** START **
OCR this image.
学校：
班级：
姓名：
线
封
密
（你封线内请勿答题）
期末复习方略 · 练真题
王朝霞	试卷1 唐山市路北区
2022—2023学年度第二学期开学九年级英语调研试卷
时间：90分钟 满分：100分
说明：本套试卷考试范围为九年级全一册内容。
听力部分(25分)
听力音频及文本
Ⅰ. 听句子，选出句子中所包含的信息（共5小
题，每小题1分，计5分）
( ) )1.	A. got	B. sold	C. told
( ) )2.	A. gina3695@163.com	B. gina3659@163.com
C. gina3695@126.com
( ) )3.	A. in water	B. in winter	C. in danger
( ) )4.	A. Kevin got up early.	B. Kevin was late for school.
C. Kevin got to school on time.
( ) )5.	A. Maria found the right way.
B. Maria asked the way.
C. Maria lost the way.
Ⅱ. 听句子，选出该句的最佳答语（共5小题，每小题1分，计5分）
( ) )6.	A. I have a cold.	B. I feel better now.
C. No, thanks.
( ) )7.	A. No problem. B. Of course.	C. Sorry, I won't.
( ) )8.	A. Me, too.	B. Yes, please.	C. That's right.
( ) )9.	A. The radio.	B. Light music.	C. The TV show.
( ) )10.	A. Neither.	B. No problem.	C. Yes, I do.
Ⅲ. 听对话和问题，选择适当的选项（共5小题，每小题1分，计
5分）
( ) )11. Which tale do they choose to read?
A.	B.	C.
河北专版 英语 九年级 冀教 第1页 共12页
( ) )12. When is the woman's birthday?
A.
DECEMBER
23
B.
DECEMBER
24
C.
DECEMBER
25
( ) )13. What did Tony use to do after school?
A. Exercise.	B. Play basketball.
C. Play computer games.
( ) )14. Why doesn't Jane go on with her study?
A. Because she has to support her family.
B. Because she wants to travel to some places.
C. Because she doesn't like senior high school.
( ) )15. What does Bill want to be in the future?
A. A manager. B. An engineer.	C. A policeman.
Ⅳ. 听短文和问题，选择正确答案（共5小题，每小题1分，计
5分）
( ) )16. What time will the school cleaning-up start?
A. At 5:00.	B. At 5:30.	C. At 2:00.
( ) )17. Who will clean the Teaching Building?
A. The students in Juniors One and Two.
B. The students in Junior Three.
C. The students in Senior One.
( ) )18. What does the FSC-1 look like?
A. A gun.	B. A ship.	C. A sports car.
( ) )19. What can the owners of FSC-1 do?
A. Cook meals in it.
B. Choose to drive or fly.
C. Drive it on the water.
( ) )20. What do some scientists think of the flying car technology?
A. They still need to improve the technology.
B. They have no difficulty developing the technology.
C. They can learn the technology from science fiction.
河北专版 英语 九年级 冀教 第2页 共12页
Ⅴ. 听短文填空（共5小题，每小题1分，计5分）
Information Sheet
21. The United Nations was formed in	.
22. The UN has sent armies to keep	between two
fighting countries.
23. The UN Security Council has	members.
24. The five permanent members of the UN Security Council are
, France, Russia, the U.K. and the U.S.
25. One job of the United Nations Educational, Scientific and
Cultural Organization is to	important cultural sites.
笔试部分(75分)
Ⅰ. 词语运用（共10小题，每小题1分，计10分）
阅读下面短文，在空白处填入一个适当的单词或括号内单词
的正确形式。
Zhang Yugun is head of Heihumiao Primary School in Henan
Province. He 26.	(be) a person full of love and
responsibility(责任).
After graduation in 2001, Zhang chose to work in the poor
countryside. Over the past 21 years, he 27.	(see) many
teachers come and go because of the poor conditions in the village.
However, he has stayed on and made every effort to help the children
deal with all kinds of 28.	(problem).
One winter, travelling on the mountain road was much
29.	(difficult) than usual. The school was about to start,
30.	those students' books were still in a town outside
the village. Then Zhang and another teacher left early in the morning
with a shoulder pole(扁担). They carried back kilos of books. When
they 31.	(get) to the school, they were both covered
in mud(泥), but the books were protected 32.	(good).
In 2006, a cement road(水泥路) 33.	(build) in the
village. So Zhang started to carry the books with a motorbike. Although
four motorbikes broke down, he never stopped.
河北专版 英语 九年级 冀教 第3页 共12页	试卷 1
** END **
Work instructions: Check each line of the records for the word "will" and extract those that contain it.

Expected answer:
( ) )16. What time will the school cleaning-up start?
( ) )17. Who will clean the Teaching Building?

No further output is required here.